-- BEGIN --
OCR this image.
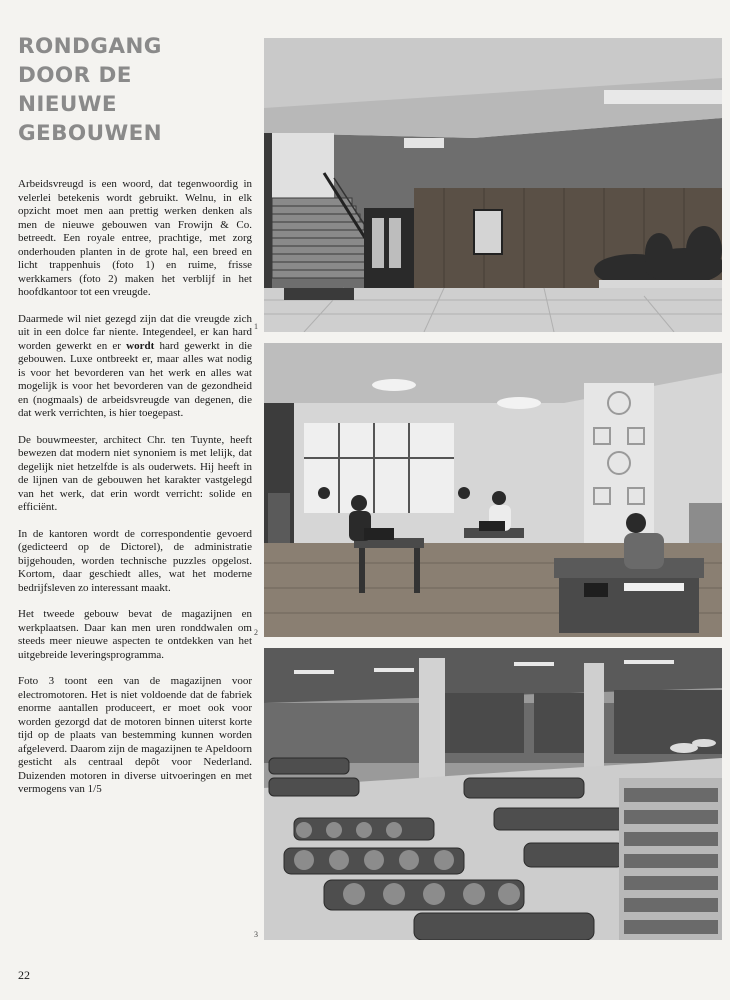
RONDGANG
DOOR DE
NIEUWE
GEBOUWEN

Arbeidsvreugd is een woord, dat tegenwoordig in velerlei betekenis wordt gebruikt. Welnu, in elk opzicht moet men aan prettig werken denken als men de nieuwe gebouwen van Frowijn & Co. betreedt. Een royale entree, prachtige, met zorg onderhouden planten in de grote hal, een breed en licht trappenhuis (foto 1) en ruime, frisse werkkamers (foto 2) maken het verblijf in het hoofdkantoor tot een vreugde.

Daarmede wil niet gezegd zijn dat die vreugde zich uit in een dolce far niente. Integendeel, er kan hard worden gewerkt en er wordt hard gewerkt in die gebouwen. Luxe ontbreekt er, maar alles wat nodig is voor het bevorderen van het werk en alles wat mogelijk is voor het bevorderen van de gezondheid en (nogmaals) de arbeidsvreugde van degenen, die dat werk verrichten, is hier toegepast.

De bouwmeester, architect Chr. ten Tuynte, heeft bewezen dat modern niet synoniem is met lelijk, dat degelijk niet hetzelfde is als ouderwets. Hij heeft in de lijnen van de gebouwen het karakter vastgelegd van het werk, dat erin wordt verricht: solide en efficiënt.

In de kantoren wordt de correspondentie gevoerd (gedicteerd op de Dictorel), de administratie bijgehouden, worden technische puzzles opgelost. Kortom, daar geschiedt alles, wat het moderne bedrijfsleven zo interessant maakt.

Het tweede gebouw bevat de magazijnen en werkplaatsen. Daar kan men uren ronddwalen om steeds meer nieuwe aspecten te ontdekken van het uitgebreide leveringsprogramma.

Foto 3 toont een van de magazijnen voor electromotoren. Het is niet voldoende dat de fabriek enorme aantallen produceert, er moet ook voor worden gezorgd dat de motoren binnen uiterst korte tijd op de plaats van bestemming kunnen worden afgeleverd. Daarom zijn de magazijnen te Apeldoorn gesticht als centraal depôt voor Nederland. Duizenden motoren in diverse uitvoeringen en met vermogens van 1/5

1
2
3
22
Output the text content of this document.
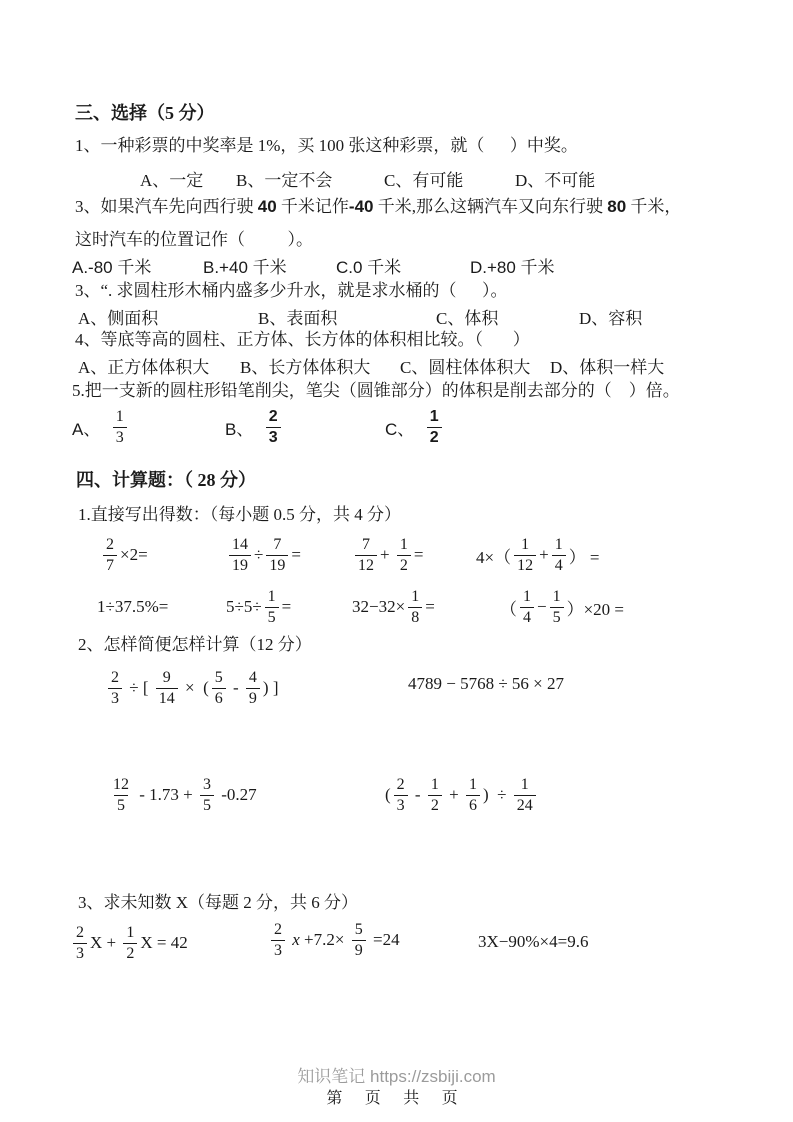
三、选择（5 分）
1、一种彩票的中奖率是 1%，买 100 张这种彩票，就（      ）中奖。
A、一定 B、一定不会	C、有可能	D、不可能
3、如果汽车先向西行驶 40 千米记作-40 千米,那么这辆汽车又向东行驶 80 千米，
这时汽车的位置记作（          ）。
A.-80 千米	B.+40 千米	C.0 千米	D.+80 千米
3、“. 求圆柱形木桶内盛多少升水，就是求水桶的（      ）。
A、侧面积	B、表面积	C、体积	D、容积
4、等底等高的圆柱、正方体、长方体的体积相比较。（       ）
A、正方体体积大 B、长方体体积大 C、圆柱体体积大 D、体积一样大
5.把一支新的圆柱形铅笔削尖，笔尖（圆锥部分）的体积是削去部分的（    ）倍。
A、 $\frac{1}{3}$	B、 $\frac{2}{3}$	C、 $\frac{1}{2}$
四、计算题：（ 28 分）
1.直接写出得数：（每小题 0.5 分，共 4 分）
$\frac{2}{7} \times 2=$	$\frac{14}{19} \div \frac{7}{19}$ =	$\frac{7}{12} + \frac{1}{2}$ =	$4\times( \frac{1}{12} + \frac{1}{4}$ ） =
1÷37.5%=	$5\div 5\div \frac{1}{5}$ =	$32-32\times \frac{1}{8}$ =	（ $\frac{1}{4} - \frac{1}{5} )\times 20$ =
2、怎样简便怎样计算（12 分）
$\frac{2}{3}$ ÷ [ $\frac{9}{14}$ ×  ( $\frac{5}{6} - \frac{4}{9}$ ) ]	4789 − 5768 ÷ 56 × 27
$\frac{12}{5} - 1.73 + \frac{3}{5} -0.27$	( $\frac{2}{3} - \frac{1}{2} + \frac{1}{6}$ )  ÷ $\frac{1}{24}$
3、求未知数 X（每题 2 分，共 6 分）
$\frac{2}{3}$ $X + \frac{1}{2}$ X = 42	$\frac{2}{3}$ $x +7.2\times \frac{5}{9} =24$	3X−90%×4=9.6
知识笔记 https://zsbiji.com
第 页 共 页
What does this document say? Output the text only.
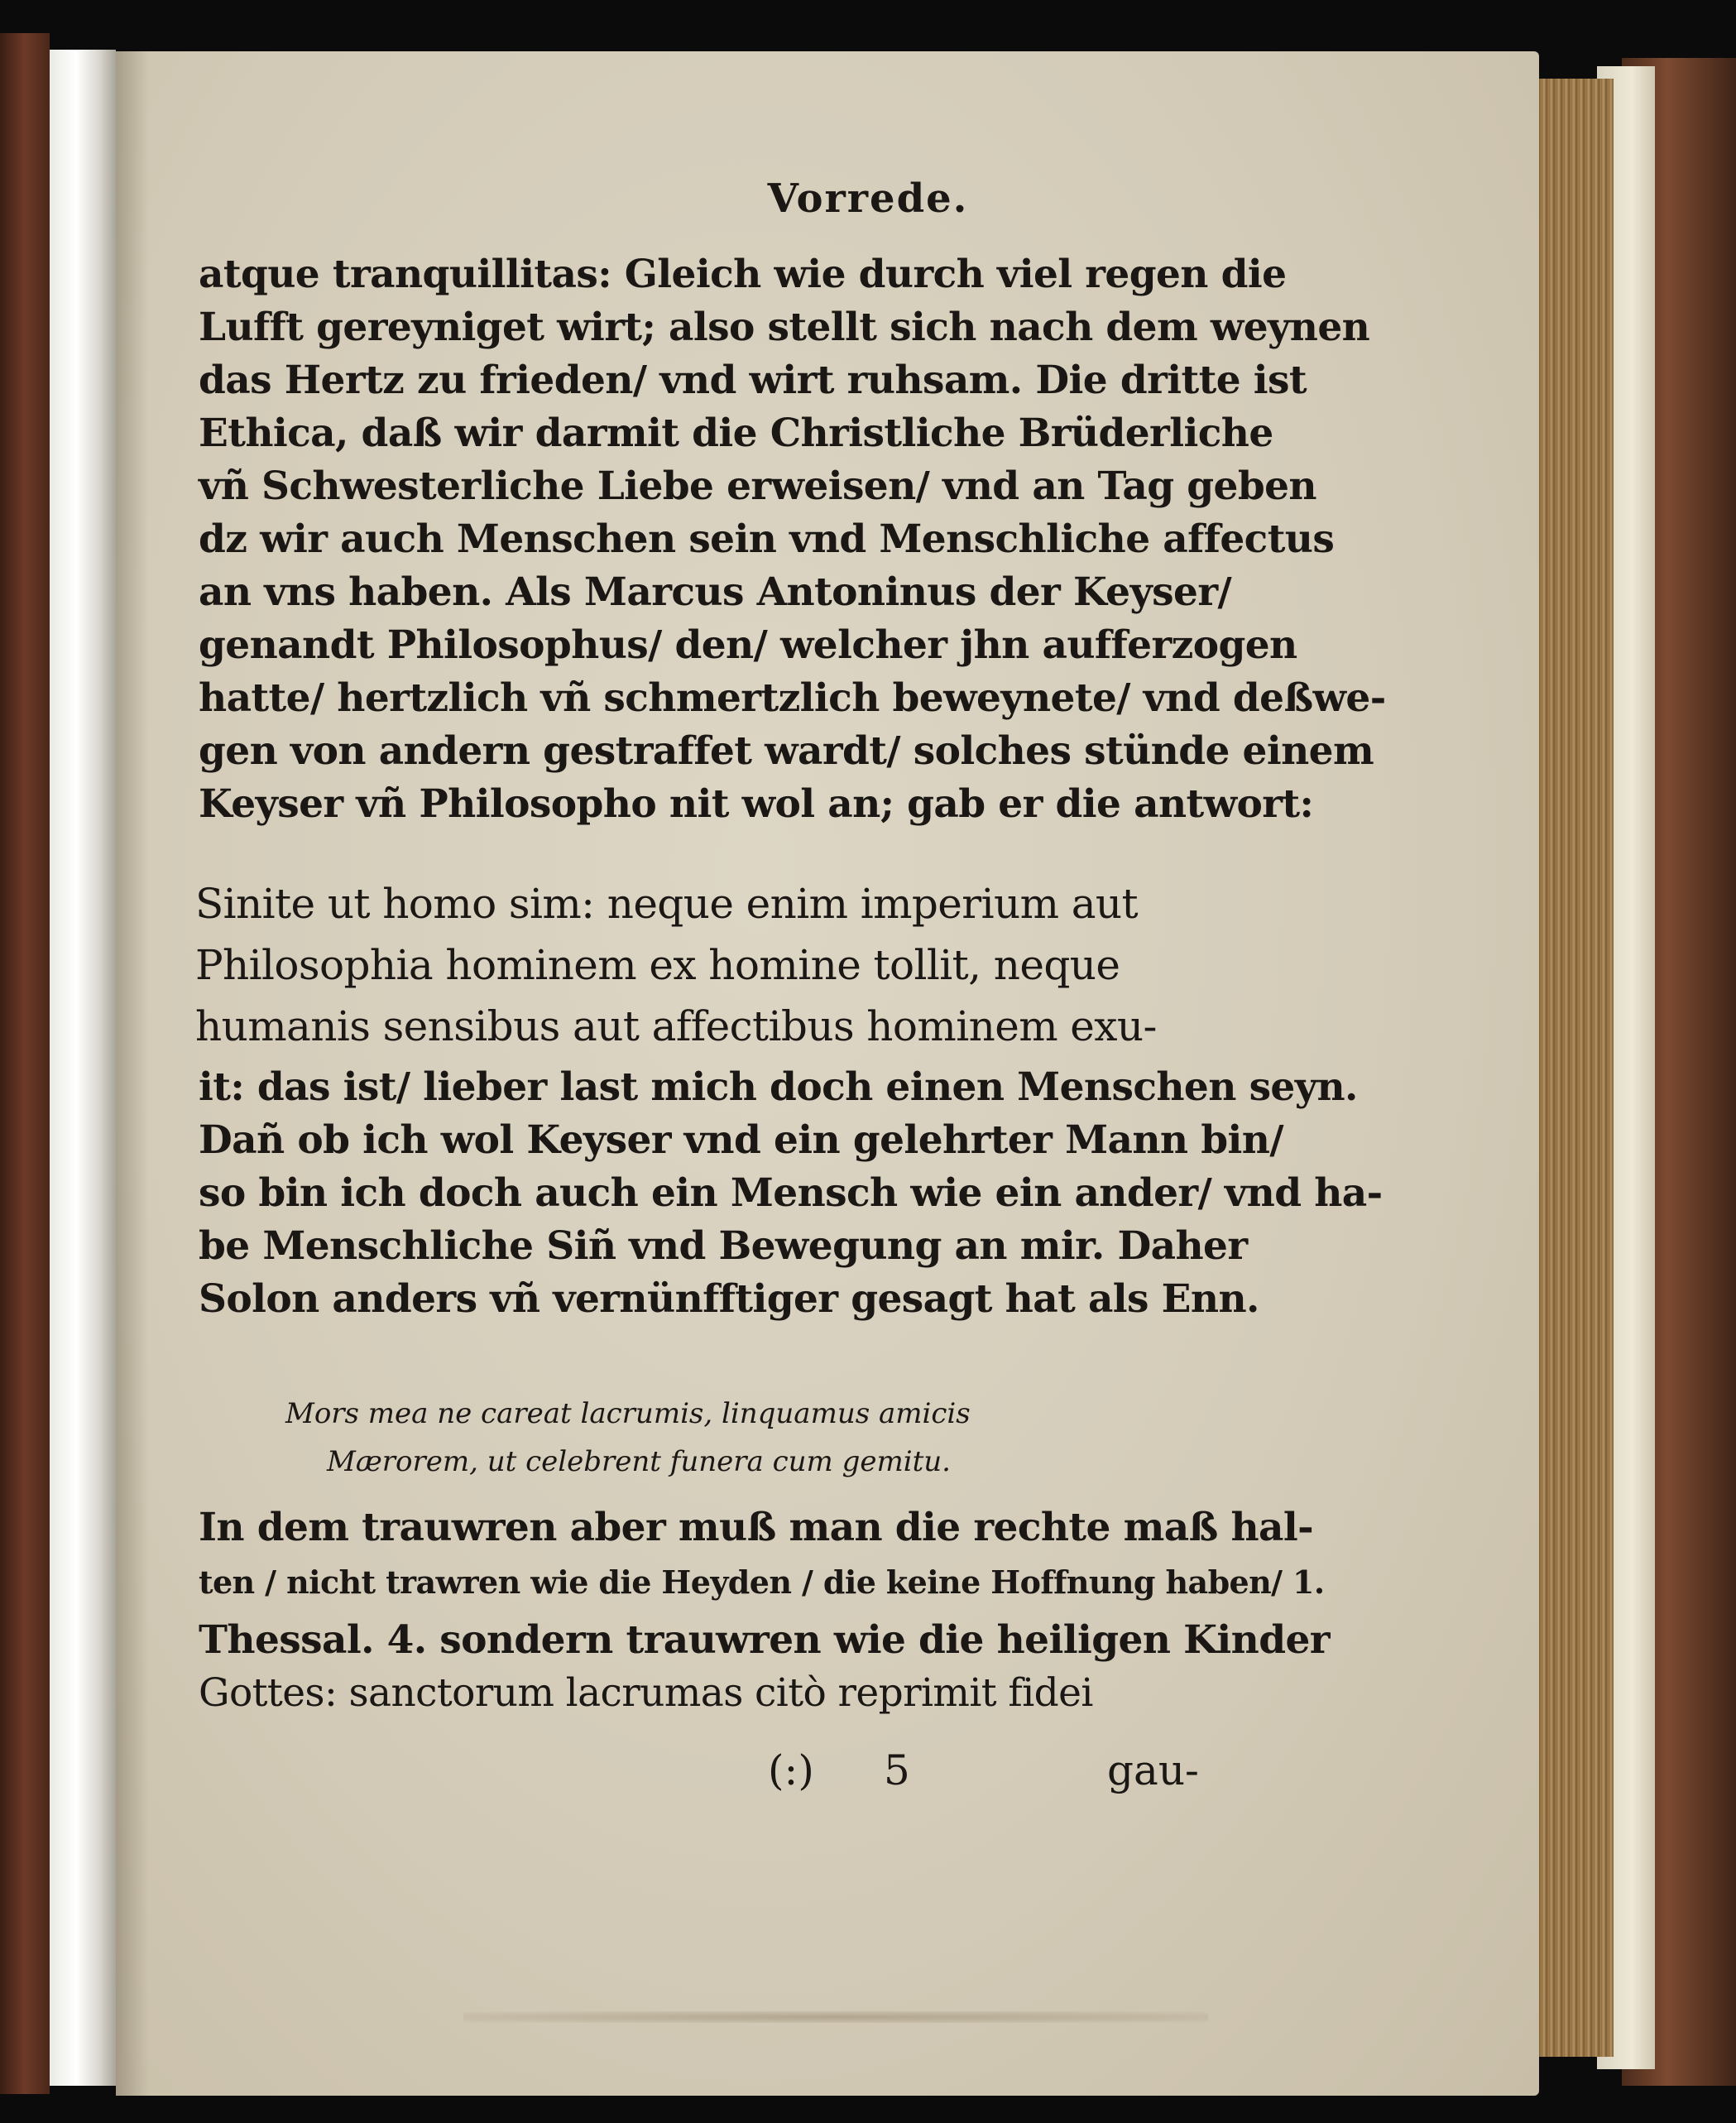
Vorrede.
atque tranquillitas: Gleich wie durch viel regen die
Lufft gereyniget wirt; also stellt sich nach dem weynen
das Hertz zu frieden/ vnd wirt ruhsam. Die dritte ist
Ethica, daß wir darmit die Christliche Brüderliche
vñ Schwesterliche Liebe erweisen/ vnd an Tag geben
dz wir auch Menschen sein vnd Menschliche affectus
an vns haben. Als Marcus Antoninus der Keyser/
genandt Philosophus/ den/ welcher jhn aufferzogen
hatte/ hertzlich vñ schmertzlich beweynete/ vnd deßwe-
gen von andern gestraffet wardt/ solches stünde einem
Keyser vñ Philosopho nit wol an; gab er die antwort:
Sinite ut homo sim: neque enim imperium aut
Philosophia hominem ex homine tollit, neque
humanis sensibus aut affectibus hominem exu-
it: das ist/ lieber last mich doch einen Menschen seyn.
Dañ ob ich wol Keyser vnd ein gelehrter Mann bin/
so bin ich doch auch ein Mensch wie ein ander/ vnd ha-
be Menschliche Siñ vnd Bewegung an mir. Daher
Solon anders vñ vernünfftiger gesagt hat als Enn.
Mors mea ne careat lacrumis, linquamus amicis
Mærorem, ut celebrent funera cum gemitu.
In dem trauwren aber muß man die rechte maß hal-
ten / nicht trawren wie die Heyden / die keine Hoffnung haben/ 1.
Thessal. 4. sondern trauwren wie die heiligen Kinder
Gottes: sanctorum lacrumas citò reprimit fidei
(:) 5	gau-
-- END --
TO BE DONE. Leaving out the pictures, repeat the data above exactly.

IN RESPONSE.
OCR this image.
RONDGANG
DOOR DE
NIEUWE
GEBOUWEN

Arbeidsvreugd is een woord, dat tegenwoordig in velerlei betekenis wordt gebruikt. Welnu, in elk opzicht moet men aan prettig werken denken als men de nieuwe gebouwen van Frowijn & Co. betreedt. Een royale entree, prachtige, met zorg onderhouden planten in de grote hal, een breed en licht trappenhuis (foto 1) en ruime, frisse werkkamers (foto 2) maken het verblijf in het hoofdkantoor tot een vreugde.

Daarmede wil niet gezegd zijn dat die vreugde zich uit in een dolce far niente. Integendeel, er kan hard worden gewerkt en er wordt hard gewerkt in die gebouwen. Luxe ontbreekt er, maar alles wat nodig is voor het bevorderen van het werk en alles wat mogelijk is voor het bevorderen van de gezondheid en (nogmaals) de arbeidsvreugde van degenen, die dat werk verrichten, is hier toegepast.

De bouwmeester, architect Chr. ten Tuynte, heeft bewezen dat modern niet synoniem is met lelijk, dat degelijk niet hetzelfde is als ouderwets. Hij heeft in de lijnen van de gebouwen het karakter vastgelegd van het werk, dat erin wordt verricht: solide en efficiënt.

In de kantoren wordt de correspondentie gevoerd (gedicteerd op de Dictorel), de administratie bijgehouden, worden technische puzzles opgelost. Kortom, daar geschiedt alles, wat het moderne bedrijfsleven zo interessant maakt.

Het tweede gebouw bevat de magazijnen en werkplaatsen. Daar kan men uren ronddwalen om steeds meer nieuwe aspecten te ontdekken van het uitgebreide leveringsprogramma.

Foto 3 toont een van de magazijnen voor electromotoren. Het is niet voldoende dat de fabriek enorme aantallen produceert, er moet ook voor worden gezorgd dat de motoren binnen uiterst korte tijd op de plaats van bestemming kunnen worden afgeleverd. Daarom zijn de magazijnen te Apeldoorn gesticht als centraal depôt voor Nederland. Duizenden motoren in diverse uitvoeringen en met vermogens van 1/5

1
2
3
22
Output the text content of this document.
三、选择（5 分）
1、一种彩票的中奖率是 1%，买 100 张这种彩票，就（      ）中奖。
A、一定 B、一定不会	C、有可能	D、不可能
3、如果汽车先向西行驶 40 千米记作-40 千米,那么这辆汽车又向东行驶 80 千米，
这时汽车的位置记作（          ）。
A.-80 千米	B.+40 千米	C.0 千米	D.+80 千米
3、“. 求圆柱形木桶内盛多少升水，就是求水桶的（      ）。
A、侧面积	B、表面积	C、体积	D、容积
4、等底等高的圆柱、正方体、长方体的体积相比较。（       ）
A、正方体体积大 B、长方体体积大 C、圆柱体体积大 D、体积一样大
5.把一支新的圆柱形铅笔削尖，笔尖（圆锥部分）的体积是削去部分的（    ）倍。
A、 $\frac{1}{3}$	B、 $\frac{2}{3}$	C、 $\frac{1}{2}$
四、计算题：（ 28 分）
1.直接写出得数：（每小题 0.5 分，共 4 分）
$\frac{2}{7} \times 2=$	$\frac{14}{19} \div \frac{7}{19}$ =	$\frac{7}{12} + \frac{1}{2}$ =	$4\times( \frac{1}{12} + \frac{1}{4}$ ） =
1÷37.5%=	$5\div 5\div \frac{1}{5}$ =	$32-32\times \frac{1}{8}$ =	（ $\frac{1}{4} - \frac{1}{5} )\times 20$ =
2、怎样简便怎样计算（12 分）
$\frac{2}{3}$ ÷ [ $\frac{9}{14}$ ×  ( $\frac{5}{6} - \frac{4}{9}$ ) ]	4789 − 5768 ÷ 56 × 27
$\frac{12}{5} - 1.73 + \frac{3}{5} -0.27$	( $\frac{2}{3} - \frac{1}{2} + \frac{1}{6}$ )  ÷ $\frac{1}{24}$
3、求未知数 X（每题 2 分，共 6 分）
$\frac{2}{3}$ $X + \frac{1}{2}$ X = 42	$\frac{2}{3}$ $x +7.2\times \frac{5}{9} =24$	3X−90%×4=9.6
知识笔记 https://zsbiji.com
第 页 共 页
What does this document say? Output the text only.
Vorrede.
atque tranquillitas: Gleich wie durch viel regen die
Lufft gereyniget wirt; also stellt sich nach dem weynen
das Hertz zu frieden/ vnd wirt ruhsam. Die dritte ist
Ethica, daß wir darmit die Christliche Brüderliche
vñ Schwesterliche Liebe erweisen/ vnd an Tag geben
dz wir auch Menschen sein vnd Menschliche affectus
an vns haben. Als Marcus Antoninus der Keyser/
genandt Philosophus/ den/ welcher jhn aufferzogen
hatte/ hertzlich vñ schmertzlich beweynete/ vnd deßwe-
gen von andern gestraffet wardt/ solches stünde einem
Keyser vñ Philosopho nit wol an; gab er die antwort:
Sinite ut homo sim: neque enim imperium aut
Philosophia hominem ex homine tollit, neque
humanis sensibus aut affectibus hominem exu-
it: das ist/ lieber last mich doch einen Menschen seyn.
Dañ ob ich wol Keyser vnd ein gelehrter Mann bin/
so bin ich doch auch ein Mensch wie ein ander/ vnd ha-
be Menschliche Siñ vnd Bewegung an mir. Daher
Solon anders vñ vernünfftiger gesagt hat als Enn.
Mors mea ne careat lacrumis, linquamus amicis
Mærorem, ut celebrent funera cum gemitu.
In dem trauwren aber muß man die rechte maß hal-
ten / nicht trawren wie die Heyden / die keine Hoffnung haben/ 1.
Thessal. 4. sondern trauwren wie die heiligen Kinder
Gottes: sanctorum lacrumas citò reprimit fidei
(:) 5	gau-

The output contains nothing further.